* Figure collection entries

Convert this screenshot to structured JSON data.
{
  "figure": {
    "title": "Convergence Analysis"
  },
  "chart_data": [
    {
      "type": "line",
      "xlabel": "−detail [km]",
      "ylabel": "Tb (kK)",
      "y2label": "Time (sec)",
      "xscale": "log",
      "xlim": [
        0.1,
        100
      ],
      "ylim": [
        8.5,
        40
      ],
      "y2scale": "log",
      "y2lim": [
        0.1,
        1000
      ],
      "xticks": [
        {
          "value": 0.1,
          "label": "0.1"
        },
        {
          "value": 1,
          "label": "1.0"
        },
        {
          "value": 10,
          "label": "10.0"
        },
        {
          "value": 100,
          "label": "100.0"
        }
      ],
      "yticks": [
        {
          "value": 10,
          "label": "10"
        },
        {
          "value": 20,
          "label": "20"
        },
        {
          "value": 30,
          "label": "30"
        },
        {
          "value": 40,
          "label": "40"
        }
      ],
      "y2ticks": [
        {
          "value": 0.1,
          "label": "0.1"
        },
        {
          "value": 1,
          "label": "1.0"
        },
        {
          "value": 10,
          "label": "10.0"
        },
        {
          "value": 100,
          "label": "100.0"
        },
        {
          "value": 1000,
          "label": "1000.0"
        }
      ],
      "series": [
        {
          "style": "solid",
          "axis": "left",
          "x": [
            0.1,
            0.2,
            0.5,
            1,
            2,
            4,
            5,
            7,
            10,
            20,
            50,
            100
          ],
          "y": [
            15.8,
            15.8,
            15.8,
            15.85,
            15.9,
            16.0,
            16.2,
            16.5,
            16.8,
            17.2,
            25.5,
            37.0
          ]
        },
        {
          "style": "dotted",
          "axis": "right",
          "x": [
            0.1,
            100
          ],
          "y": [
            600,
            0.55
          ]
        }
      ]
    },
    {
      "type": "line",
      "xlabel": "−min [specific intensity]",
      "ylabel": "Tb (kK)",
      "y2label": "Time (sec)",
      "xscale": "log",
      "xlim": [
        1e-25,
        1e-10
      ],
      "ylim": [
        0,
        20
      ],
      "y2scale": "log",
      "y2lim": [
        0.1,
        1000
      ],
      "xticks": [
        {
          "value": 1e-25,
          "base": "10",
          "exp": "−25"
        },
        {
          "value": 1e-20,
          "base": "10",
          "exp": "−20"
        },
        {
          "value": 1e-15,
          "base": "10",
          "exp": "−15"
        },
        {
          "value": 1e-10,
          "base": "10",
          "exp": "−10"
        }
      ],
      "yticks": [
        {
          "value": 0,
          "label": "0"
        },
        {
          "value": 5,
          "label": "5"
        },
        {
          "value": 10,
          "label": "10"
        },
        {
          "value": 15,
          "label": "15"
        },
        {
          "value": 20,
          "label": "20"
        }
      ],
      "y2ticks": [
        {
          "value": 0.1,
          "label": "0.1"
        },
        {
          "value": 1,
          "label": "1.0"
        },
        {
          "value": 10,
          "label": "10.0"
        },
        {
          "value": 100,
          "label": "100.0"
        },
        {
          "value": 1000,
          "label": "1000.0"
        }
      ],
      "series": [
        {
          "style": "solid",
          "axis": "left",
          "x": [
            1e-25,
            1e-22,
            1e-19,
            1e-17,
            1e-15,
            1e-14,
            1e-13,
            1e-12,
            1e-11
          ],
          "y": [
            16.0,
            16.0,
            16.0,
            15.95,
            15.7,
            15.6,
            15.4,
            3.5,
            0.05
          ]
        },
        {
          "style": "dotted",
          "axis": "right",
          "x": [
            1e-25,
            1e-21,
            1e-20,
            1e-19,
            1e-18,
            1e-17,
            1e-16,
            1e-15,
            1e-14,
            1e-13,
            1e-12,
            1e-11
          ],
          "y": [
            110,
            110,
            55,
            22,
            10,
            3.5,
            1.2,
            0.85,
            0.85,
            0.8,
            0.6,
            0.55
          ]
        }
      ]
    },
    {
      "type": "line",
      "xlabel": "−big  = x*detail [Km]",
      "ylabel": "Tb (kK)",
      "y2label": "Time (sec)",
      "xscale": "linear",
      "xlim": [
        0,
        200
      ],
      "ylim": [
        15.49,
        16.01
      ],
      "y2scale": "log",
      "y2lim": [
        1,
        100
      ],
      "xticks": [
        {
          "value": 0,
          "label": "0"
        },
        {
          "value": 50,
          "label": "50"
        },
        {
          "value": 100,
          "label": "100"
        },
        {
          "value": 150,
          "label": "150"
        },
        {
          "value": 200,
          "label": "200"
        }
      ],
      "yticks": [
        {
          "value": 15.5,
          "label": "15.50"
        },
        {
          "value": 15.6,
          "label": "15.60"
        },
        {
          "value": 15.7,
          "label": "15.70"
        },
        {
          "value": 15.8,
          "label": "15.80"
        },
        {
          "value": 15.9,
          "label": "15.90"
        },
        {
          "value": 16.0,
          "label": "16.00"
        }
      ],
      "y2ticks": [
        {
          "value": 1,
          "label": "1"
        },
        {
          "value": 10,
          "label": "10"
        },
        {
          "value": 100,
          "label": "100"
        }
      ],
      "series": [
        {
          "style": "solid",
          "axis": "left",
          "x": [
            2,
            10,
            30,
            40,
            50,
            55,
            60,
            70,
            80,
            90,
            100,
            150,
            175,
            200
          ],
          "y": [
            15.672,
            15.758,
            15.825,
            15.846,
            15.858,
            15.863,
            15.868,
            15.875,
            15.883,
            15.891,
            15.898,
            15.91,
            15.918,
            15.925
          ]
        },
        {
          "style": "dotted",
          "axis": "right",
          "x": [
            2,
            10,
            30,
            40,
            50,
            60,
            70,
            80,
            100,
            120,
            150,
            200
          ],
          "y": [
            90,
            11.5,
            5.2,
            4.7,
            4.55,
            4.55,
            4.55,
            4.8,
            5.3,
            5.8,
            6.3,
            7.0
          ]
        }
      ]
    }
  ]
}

* The task
Write the material out again in its entirety, exactly as shown.

* Result of this task
Convert this screenshot to structured JSON data.
{
  "figure": {
    "title": "Convergence Analysis"
  },
  "chart_data": [
    {
      "type": "line",
      "xlabel": "−detail [km]",
      "ylabel": "Tb (kK)",
      "y2label": "Time (sec)",
      "xscale": "log",
      "xlim": [
        0.1,
        100
      ],
      "ylim": [
        8.5,
        40
      ],
      "y2scale": "log",
      "y2lim": [
        0.1,
        1000
      ],
      "xticks": [
        {
          "value": 0.1,
          "label": "0.1"
        },
        {
          "value": 1,
          "label": "1.0"
        },
        {
          "value": 10,
          "label": "10.0"
        },
        {
          "value": 100,
          "label": "100.0"
        }
      ],
      "yticks": [
        {
          "value": 10,
          "label": "10"
        },
        {
          "value": 20,
          "label": "20"
        },
        {
          "value": 30,
          "label": "30"
        },
        {
          "value": 40,
          "label": "40"
        }
      ],
      "y2ticks": [
        {
          "value": 0.1,
          "label": "0.1"
        },
        {
          "value": 1,
          "label": "1.0"
        },
        {
          "value": 10,
          "label": "10.0"
        },
        {
          "value": 100,
          "label": "100.0"
        },
        {
          "value": 1000,
          "label": "1000.0"
        }
      ],
      "series": [
        {
          "style": "solid",
          "axis": "left",
          "x": [
            0.1,
            0.2,
            0.5,
            1,
            2,
            4,
            5,
            7,
            10,
            20,
            50,
            100
          ],
          "y": [
            15.8,
            15.8,
            15.8,
            15.85,
            15.9,
            16.0,
            16.2,
            16.5,
            16.8,
            17.2,
            25.5,
            37.0
          ]
        },
        {
          "style": "dotted",
          "axis": "right",
          "x": [
            0.1,
            100
          ],
          "y": [
            600,
            0.55
          ]
        }
      ]
    },
    {
      "type": "line",
      "xlabel": "−min [specific intensity]",
      "ylabel": "Tb (kK)",
      "y2label": "Time (sec)",
      "xscale": "log",
      "xlim": [
        1e-25,
        1e-10
      ],
      "ylim": [
        0,
        20
      ],
      "y2scale": "log",
      "y2lim": [
        0.1,
        1000
      ],
      "xticks": [
        {
          "value": 1e-25,
          "base": "10",
          "exp": "−25"
        },
        {
          "value": 1e-20,
          "base": "10",
          "exp": "−20"
        },
        {
          "value": 1e-15,
          "base": "10",
          "exp": "−15"
        },
        {
          "value": 1e-10,
          "base": "10",
          "exp": "−10"
        }
      ],
      "yticks": [
        {
          "value": 0,
          "label": "0"
        },
        {
          "value": 5,
          "label": "5"
        },
        {
          "value": 10,
          "label": "10"
        },
        {
          "value": 15,
          "label": "15"
        },
        {
          "value": 20,
          "label": "20"
        }
      ],
      "y2ticks": [
        {
          "value": 0.1,
          "label": "0.1"
        },
        {
          "value": 1,
          "label": "1.0"
        },
        {
          "value": 10,
          "label": "10.0"
        },
        {
          "value": 100,
          "label": "100.0"
        },
        {
          "value": 1000,
          "label": "1000.0"
        }
      ],
      "series": [
        {
          "style": "solid",
          "axis": "left",
          "x": [
            1e-25,
            1e-22,
            1e-19,
            1e-17,
            1e-15,
            1e-14,
            1e-13,
            1e-12,
            1e-11
          ],
          "y": [
            16.0,
            16.0,
            16.0,
            15.95,
            15.7,
            15.6,
            15.4,
            3.5,
            0.05
          ]
        },
        {
          "style": "dotted",
          "axis": "right",
          "x": [
            1e-25,
            1e-21,
            1e-20,
            1e-19,
            1e-18,
            1e-17,
            1e-16,
            1e-15,
            1e-14,
            1e-13,
            1e-12,
            1e-11
          ],
          "y": [
            110,
            110,
            55,
            22,
            10,
            3.5,
            1.2,
            0.85,
            0.85,
            0.8,
            0.6,
            0.55
          ]
        }
      ]
    },
    {
      "type": "line",
      "xlabel": "−big  = x*detail [Km]",
      "ylabel": "Tb (kK)",
      "y2label": "Time (sec)",
      "xscale": "linear",
      "xlim": [
        0,
        200
      ],
      "ylim": [
        15.49,
        16.01
      ],
      "y2scale": "log",
      "y2lim": [
        1,
        100
      ],
      "xticks": [
        {
          "value": 0,
          "label": "0"
        },
        {
          "value": 50,
          "label": "50"
        },
        {
          "value": 100,
          "label": "100"
        },
        {
          "value": 150,
          "label": "150"
        },
        {
          "value": 200,
          "label": "200"
        }
      ],
      "yticks": [
        {
          "value": 15.5,
          "label": "15.50"
        },
        {
          "value": 15.6,
          "label": "15.60"
        },
        {
          "value": 15.7,
          "label": "15.70"
        },
        {
          "value": 15.8,
          "label": "15.80"
        },
        {
          "value": 15.9,
          "label": "15.90"
        },
        {
          "value": 16.0,
          "label": "16.00"
        }
      ],
      "y2ticks": [
        {
          "value": 1,
          "label": "1"
        },
        {
          "value": 10,
          "label": "10"
        },
        {
          "value": 100,
          "label": "100"
        }
      ],
      "series": [
        {
          "style": "solid",
          "axis": "left",
          "x": [
            2,
            10,
            30,
            40,
            50,
            55,
            60,
            70,
            80,
            90,
            100,
            150,
            175,
            200
          ],
          "y": [
            15.672,
            15.758,
            15.825,
            15.846,
            15.858,
            15.863,
            15.868,
            15.875,
            15.883,
            15.891,
            15.898,
            15.91,
            15.918,
            15.925
          ]
        },
        {
          "style": "dotted",
          "axis": "right",
          "x": [
            2,
            10,
            30,
            40,
            50,
            60,
            70,
            80,
            100,
            120,
            150,
            200
          ],
          "y": [
            90,
            11.5,
            5.2,
            4.7,
            4.55,
            4.55,
            4.55,
            4.8,
            5.3,
            5.8,
            6.3,
            7.0
          ]
        }
      ]
    }
  ]
}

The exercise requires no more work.